In the listing below, count the lines with "låsen" and report only the figure.

Start of MATERIAL FOR THE TASK

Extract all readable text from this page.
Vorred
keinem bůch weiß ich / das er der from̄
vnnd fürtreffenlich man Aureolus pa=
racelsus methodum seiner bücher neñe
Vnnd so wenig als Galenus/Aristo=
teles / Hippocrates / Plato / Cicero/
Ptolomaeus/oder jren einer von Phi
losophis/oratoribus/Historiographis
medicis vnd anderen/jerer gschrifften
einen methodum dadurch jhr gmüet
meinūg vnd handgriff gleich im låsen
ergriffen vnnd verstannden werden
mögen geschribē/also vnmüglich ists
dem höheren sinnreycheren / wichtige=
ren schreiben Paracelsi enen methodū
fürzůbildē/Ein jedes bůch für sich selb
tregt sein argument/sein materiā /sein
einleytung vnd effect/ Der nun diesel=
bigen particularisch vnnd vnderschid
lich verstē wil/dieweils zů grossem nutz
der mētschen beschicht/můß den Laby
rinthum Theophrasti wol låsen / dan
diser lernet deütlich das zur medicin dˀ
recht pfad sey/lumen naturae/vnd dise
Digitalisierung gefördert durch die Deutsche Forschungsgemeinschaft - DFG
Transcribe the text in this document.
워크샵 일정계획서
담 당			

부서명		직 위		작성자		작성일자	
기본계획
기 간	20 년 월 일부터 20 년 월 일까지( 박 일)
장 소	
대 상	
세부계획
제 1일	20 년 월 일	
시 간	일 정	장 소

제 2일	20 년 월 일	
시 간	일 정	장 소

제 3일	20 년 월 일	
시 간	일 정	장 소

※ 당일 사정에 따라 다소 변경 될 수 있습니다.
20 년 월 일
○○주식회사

End of MATERIAL FOR THE TASK

*THE ANSWER*:
2